__Your instructions__
Gather every line of the entries that includes the word "COURT".

__Listed entries__
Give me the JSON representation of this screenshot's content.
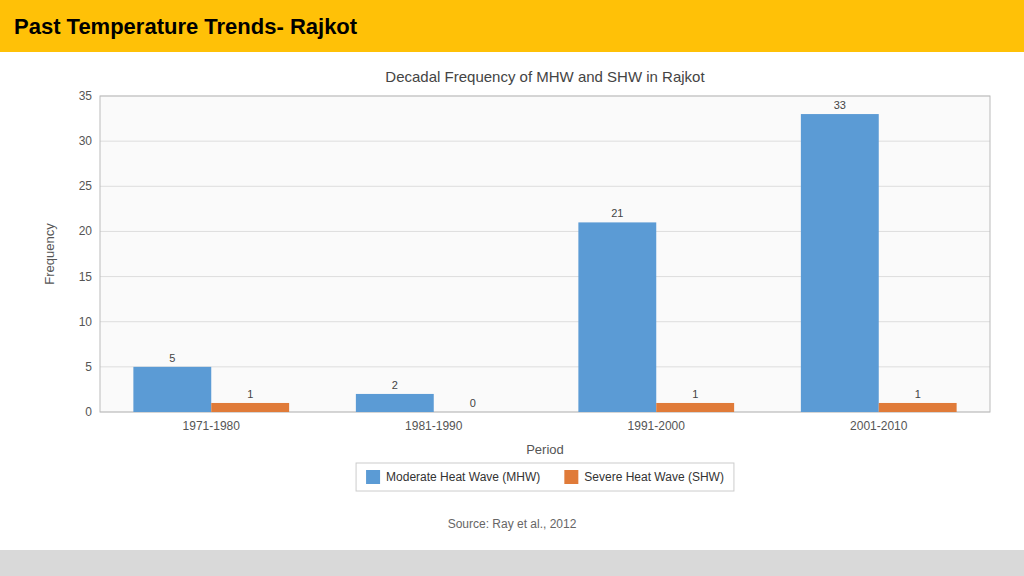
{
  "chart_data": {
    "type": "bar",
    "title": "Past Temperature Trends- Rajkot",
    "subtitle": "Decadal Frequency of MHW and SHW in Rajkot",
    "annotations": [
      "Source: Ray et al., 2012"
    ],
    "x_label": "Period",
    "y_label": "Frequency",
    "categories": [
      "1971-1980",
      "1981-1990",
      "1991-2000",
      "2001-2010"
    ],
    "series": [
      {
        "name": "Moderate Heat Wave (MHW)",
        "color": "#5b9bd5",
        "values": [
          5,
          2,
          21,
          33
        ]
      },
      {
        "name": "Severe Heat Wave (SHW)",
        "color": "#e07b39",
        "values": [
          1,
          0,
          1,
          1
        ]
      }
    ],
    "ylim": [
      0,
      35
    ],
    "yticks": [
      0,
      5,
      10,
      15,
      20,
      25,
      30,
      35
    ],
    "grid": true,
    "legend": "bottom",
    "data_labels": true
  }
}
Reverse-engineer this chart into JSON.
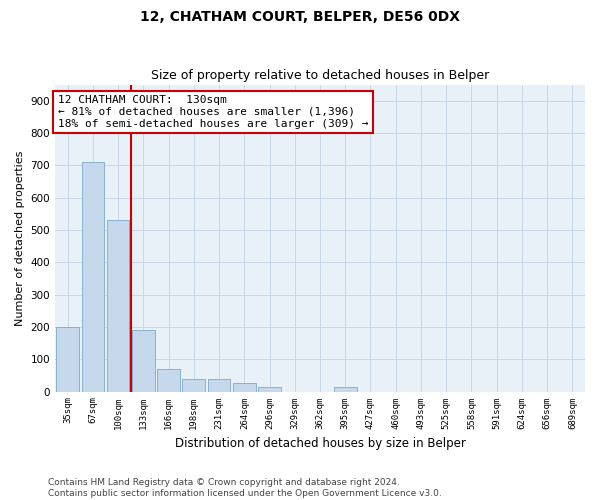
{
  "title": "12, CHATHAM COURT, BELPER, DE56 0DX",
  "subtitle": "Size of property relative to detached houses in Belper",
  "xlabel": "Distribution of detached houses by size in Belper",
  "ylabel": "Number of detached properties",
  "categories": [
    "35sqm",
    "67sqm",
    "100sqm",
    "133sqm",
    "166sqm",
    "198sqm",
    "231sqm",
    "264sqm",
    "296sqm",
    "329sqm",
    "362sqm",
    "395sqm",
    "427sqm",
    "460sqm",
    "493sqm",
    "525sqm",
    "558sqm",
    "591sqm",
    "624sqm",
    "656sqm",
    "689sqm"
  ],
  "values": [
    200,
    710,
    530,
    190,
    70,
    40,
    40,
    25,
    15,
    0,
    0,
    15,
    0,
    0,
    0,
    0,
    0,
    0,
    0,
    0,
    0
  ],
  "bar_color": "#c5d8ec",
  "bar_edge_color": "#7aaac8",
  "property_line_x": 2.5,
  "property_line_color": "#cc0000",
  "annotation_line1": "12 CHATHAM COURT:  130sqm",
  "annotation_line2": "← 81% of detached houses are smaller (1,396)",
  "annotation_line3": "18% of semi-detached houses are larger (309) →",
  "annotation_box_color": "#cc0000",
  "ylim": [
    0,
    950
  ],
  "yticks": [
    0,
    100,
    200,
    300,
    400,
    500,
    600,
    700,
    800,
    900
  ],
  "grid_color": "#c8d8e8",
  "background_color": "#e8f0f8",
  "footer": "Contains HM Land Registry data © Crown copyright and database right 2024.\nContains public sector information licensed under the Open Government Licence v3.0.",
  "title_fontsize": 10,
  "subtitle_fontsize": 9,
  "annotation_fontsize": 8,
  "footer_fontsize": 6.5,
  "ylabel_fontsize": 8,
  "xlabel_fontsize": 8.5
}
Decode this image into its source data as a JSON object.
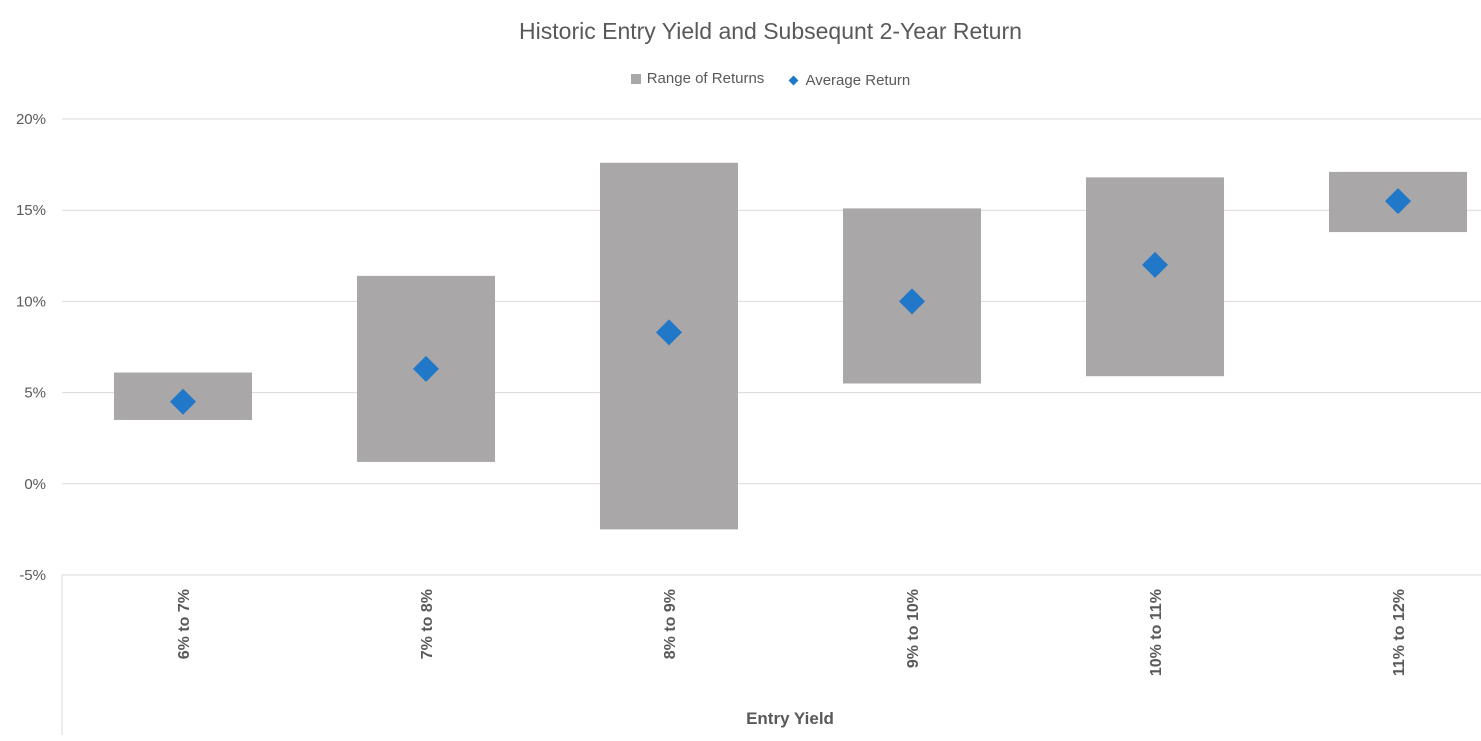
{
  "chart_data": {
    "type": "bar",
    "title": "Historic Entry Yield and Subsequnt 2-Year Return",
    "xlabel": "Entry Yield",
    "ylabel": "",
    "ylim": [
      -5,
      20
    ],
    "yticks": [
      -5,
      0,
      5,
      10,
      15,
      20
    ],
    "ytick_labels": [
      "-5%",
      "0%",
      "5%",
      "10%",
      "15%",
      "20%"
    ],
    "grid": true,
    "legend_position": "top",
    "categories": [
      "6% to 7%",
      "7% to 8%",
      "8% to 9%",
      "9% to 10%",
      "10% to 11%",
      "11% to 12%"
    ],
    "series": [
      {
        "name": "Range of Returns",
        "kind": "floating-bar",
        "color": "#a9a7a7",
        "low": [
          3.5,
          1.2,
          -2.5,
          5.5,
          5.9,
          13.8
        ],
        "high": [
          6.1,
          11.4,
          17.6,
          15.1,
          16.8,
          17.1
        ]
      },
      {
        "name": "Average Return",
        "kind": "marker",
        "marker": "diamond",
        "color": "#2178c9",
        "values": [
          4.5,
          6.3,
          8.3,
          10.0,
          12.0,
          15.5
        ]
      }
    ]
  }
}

__Response to this exercise__
  "title": "12, CHATHAM COURT, BELPER, DE56 0DX",
  "annotation_line1": "12 CHATHAM COURT:  130sqm",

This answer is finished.